===== Records shown =====
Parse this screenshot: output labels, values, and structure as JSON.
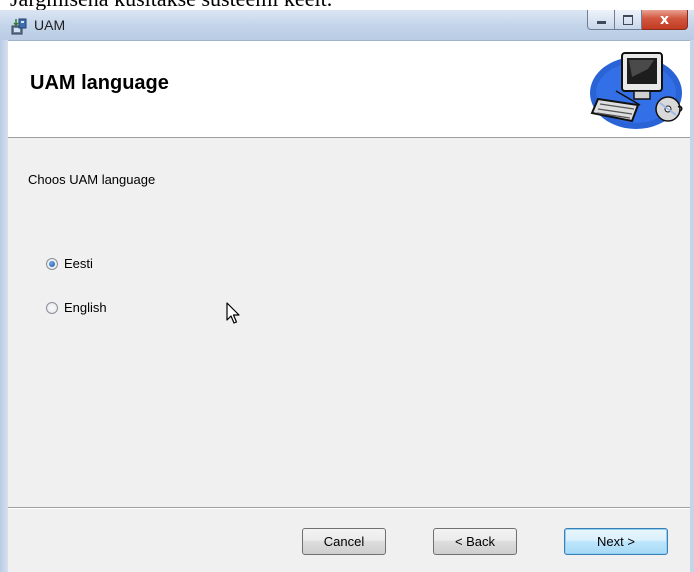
{
  "document": {
    "caption": "Järgmisena küsitakse süsteemi keelt."
  },
  "window": {
    "title": "UAM",
    "caption_buttons": {
      "minimize_icon": "minimize-icon",
      "maximize_icon": "maximize-icon",
      "close_icon": "close-icon",
      "close_glyph": "x"
    }
  },
  "banner": {
    "title": "UAM language",
    "art_icon": "computer-installer-icon"
  },
  "main": {
    "prompt": "Choos UAM language",
    "options": [
      {
        "label": "Eesti",
        "checked": true
      },
      {
        "label": "English",
        "checked": false
      }
    ]
  },
  "footer": {
    "cancel_label": "Cancel",
    "back_label": "< Back",
    "next_label": "Next >"
  },
  "colors": {
    "titlebar": "#c4d5ea",
    "close": "#c23b22",
    "default_button": "#bee6fd"
  }
}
=====
What you are asked to do :: Repeat the entries exactly and keep the pictures out of the copy.

Full output ::
Parse this screenshot: output labels, values, and structure as JSON.
{
  "document": {
    "caption": "Järgmisena küsitakse süsteemi keelt."
  },
  "window": {
    "title": "UAM",
    "caption_buttons": {
      "minimize_icon": "minimize-icon",
      "maximize_icon": "maximize-icon",
      "close_icon": "close-icon",
      "close_glyph": "x"
    }
  },
  "banner": {
    "title": "UAM language",
    "art_icon": "computer-installer-icon"
  },
  "main": {
    "prompt": "Choos UAM language",
    "options": [
      {
        "label": "Eesti",
        "checked": true
      },
      {
        "label": "English",
        "checked": false
      }
    ]
  },
  "footer": {
    "cancel_label": "Cancel",
    "back_label": "< Back",
    "next_label": "Next >"
  },
  "colors": {
    "titlebar": "#c4d5ea",
    "close": "#c23b22",
    "default_button": "#bee6fd"
  }
}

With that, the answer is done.